---- EXERCISE INPUTS

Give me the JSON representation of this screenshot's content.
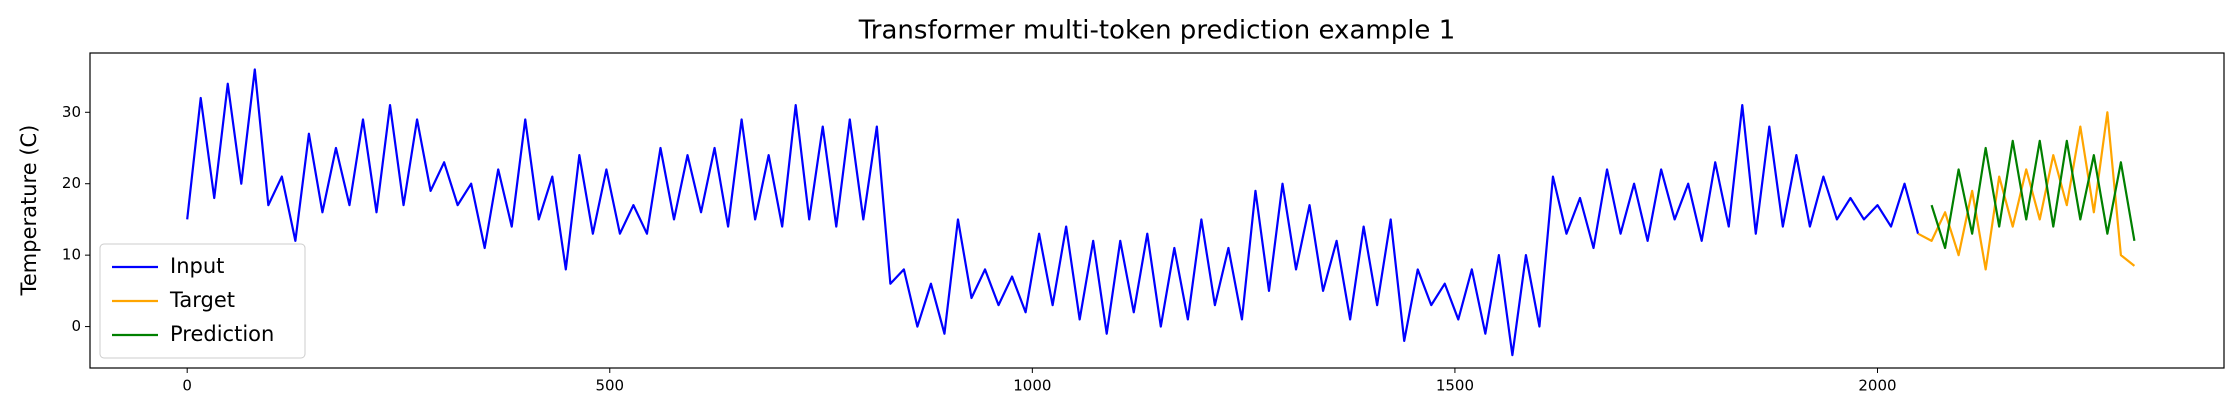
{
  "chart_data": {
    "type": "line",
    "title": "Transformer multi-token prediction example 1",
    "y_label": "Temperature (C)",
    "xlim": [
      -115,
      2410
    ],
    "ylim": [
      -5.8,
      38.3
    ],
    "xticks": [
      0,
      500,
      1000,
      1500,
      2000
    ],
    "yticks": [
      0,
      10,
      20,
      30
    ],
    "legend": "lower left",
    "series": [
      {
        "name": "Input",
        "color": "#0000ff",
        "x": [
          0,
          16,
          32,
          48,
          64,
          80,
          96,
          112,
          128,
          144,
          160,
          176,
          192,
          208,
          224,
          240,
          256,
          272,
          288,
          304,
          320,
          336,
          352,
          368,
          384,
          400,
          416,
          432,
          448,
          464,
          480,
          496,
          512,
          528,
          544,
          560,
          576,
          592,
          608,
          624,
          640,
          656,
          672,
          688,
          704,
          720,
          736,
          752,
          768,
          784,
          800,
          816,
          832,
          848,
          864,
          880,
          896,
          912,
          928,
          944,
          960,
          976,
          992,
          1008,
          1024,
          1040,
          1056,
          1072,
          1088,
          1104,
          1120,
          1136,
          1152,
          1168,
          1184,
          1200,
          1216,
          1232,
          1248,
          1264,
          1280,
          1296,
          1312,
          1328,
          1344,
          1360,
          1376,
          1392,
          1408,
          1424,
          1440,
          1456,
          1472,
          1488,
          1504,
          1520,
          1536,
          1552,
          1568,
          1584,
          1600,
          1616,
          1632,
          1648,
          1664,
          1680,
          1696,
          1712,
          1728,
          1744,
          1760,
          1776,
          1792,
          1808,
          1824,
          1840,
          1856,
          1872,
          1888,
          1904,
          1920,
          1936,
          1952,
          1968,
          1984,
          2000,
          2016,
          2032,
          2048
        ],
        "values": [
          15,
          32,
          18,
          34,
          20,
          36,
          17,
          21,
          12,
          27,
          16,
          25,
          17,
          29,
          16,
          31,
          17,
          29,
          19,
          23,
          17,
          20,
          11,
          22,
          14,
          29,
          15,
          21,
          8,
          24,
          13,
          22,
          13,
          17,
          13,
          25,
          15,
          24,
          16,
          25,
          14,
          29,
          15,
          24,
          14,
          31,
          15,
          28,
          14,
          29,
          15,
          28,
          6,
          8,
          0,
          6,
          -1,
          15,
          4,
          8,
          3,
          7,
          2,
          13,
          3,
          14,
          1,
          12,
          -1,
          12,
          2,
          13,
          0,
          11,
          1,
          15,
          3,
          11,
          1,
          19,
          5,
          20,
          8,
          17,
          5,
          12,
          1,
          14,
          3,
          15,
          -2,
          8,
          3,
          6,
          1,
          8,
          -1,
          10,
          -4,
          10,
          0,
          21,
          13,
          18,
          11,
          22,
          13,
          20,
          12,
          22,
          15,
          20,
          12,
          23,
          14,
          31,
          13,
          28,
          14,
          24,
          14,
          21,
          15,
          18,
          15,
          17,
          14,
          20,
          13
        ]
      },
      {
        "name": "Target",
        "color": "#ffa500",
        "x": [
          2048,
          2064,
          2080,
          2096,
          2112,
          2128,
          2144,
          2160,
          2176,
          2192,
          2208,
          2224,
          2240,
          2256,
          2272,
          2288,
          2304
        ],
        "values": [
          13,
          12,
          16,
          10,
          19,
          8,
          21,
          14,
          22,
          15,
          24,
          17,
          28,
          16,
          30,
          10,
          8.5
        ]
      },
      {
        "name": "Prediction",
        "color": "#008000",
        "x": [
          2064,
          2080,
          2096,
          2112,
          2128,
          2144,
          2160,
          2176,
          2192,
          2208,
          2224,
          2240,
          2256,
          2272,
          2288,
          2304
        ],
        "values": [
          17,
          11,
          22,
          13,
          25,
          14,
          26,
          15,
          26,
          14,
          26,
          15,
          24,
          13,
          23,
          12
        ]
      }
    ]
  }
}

--------

Go through the material above and print all of it exactly, except the pictures.

Give me the JSON representation of this screenshot's content.
{
  "chart_data": {
    "type": "line",
    "title": "Transformer multi-token prediction example 1",
    "y_label": "Temperature (C)",
    "xlim": [
      -115,
      2410
    ],
    "ylim": [
      -5.8,
      38.3
    ],
    "xticks": [
      0,
      500,
      1000,
      1500,
      2000
    ],
    "yticks": [
      0,
      10,
      20,
      30
    ],
    "legend": "lower left",
    "series": [
      {
        "name": "Input",
        "color": "#0000ff",
        "x": [
          0,
          16,
          32,
          48,
          64,
          80,
          96,
          112,
          128,
          144,
          160,
          176,
          192,
          208,
          224,
          240,
          256,
          272,
          288,
          304,
          320,
          336,
          352,
          368,
          384,
          400,
          416,
          432,
          448,
          464,
          480,
          496,
          512,
          528,
          544,
          560,
          576,
          592,
          608,
          624,
          640,
          656,
          672,
          688,
          704,
          720,
          736,
          752,
          768,
          784,
          800,
          816,
          832,
          848,
          864,
          880,
          896,
          912,
          928,
          944,
          960,
          976,
          992,
          1008,
          1024,
          1040,
          1056,
          1072,
          1088,
          1104,
          1120,
          1136,
          1152,
          1168,
          1184,
          1200,
          1216,
          1232,
          1248,
          1264,
          1280,
          1296,
          1312,
          1328,
          1344,
          1360,
          1376,
          1392,
          1408,
          1424,
          1440,
          1456,
          1472,
          1488,
          1504,
          1520,
          1536,
          1552,
          1568,
          1584,
          1600,
          1616,
          1632,
          1648,
          1664,
          1680,
          1696,
          1712,
          1728,
          1744,
          1760,
          1776,
          1792,
          1808,
          1824,
          1840,
          1856,
          1872,
          1888,
          1904,
          1920,
          1936,
          1952,
          1968,
          1984,
          2000,
          2016,
          2032,
          2048
        ],
        "values": [
          15,
          32,
          18,
          34,
          20,
          36,
          17,
          21,
          12,
          27,
          16,
          25,
          17,
          29,
          16,
          31,
          17,
          29,
          19,
          23,
          17,
          20,
          11,
          22,
          14,
          29,
          15,
          21,
          8,
          24,
          13,
          22,
          13,
          17,
          13,
          25,
          15,
          24,
          16,
          25,
          14,
          29,
          15,
          24,
          14,
          31,
          15,
          28,
          14,
          29,
          15,
          28,
          6,
          8,
          0,
          6,
          -1,
          15,
          4,
          8,
          3,
          7,
          2,
          13,
          3,
          14,
          1,
          12,
          -1,
          12,
          2,
          13,
          0,
          11,
          1,
          15,
          3,
          11,
          1,
          19,
          5,
          20,
          8,
          17,
          5,
          12,
          1,
          14,
          3,
          15,
          -2,
          8,
          3,
          6,
          1,
          8,
          -1,
          10,
          -4,
          10,
          0,
          21,
          13,
          18,
          11,
          22,
          13,
          20,
          12,
          22,
          15,
          20,
          12,
          23,
          14,
          31,
          13,
          28,
          14,
          24,
          14,
          21,
          15,
          18,
          15,
          17,
          14,
          20,
          13
        ]
      },
      {
        "name": "Target",
        "color": "#ffa500",
        "x": [
          2048,
          2064,
          2080,
          2096,
          2112,
          2128,
          2144,
          2160,
          2176,
          2192,
          2208,
          2224,
          2240,
          2256,
          2272,
          2288,
          2304
        ],
        "values": [
          13,
          12,
          16,
          10,
          19,
          8,
          21,
          14,
          22,
          15,
          24,
          17,
          28,
          16,
          30,
          10,
          8.5
        ]
      },
      {
        "name": "Prediction",
        "color": "#008000",
        "x": [
          2064,
          2080,
          2096,
          2112,
          2128,
          2144,
          2160,
          2176,
          2192,
          2208,
          2224,
          2240,
          2256,
          2272,
          2288,
          2304
        ],
        "values": [
          17,
          11,
          22,
          13,
          25,
          14,
          26,
          15,
          26,
          14,
          26,
          15,
          24,
          13,
          23,
          12
        ]
      }
    ]
  }
}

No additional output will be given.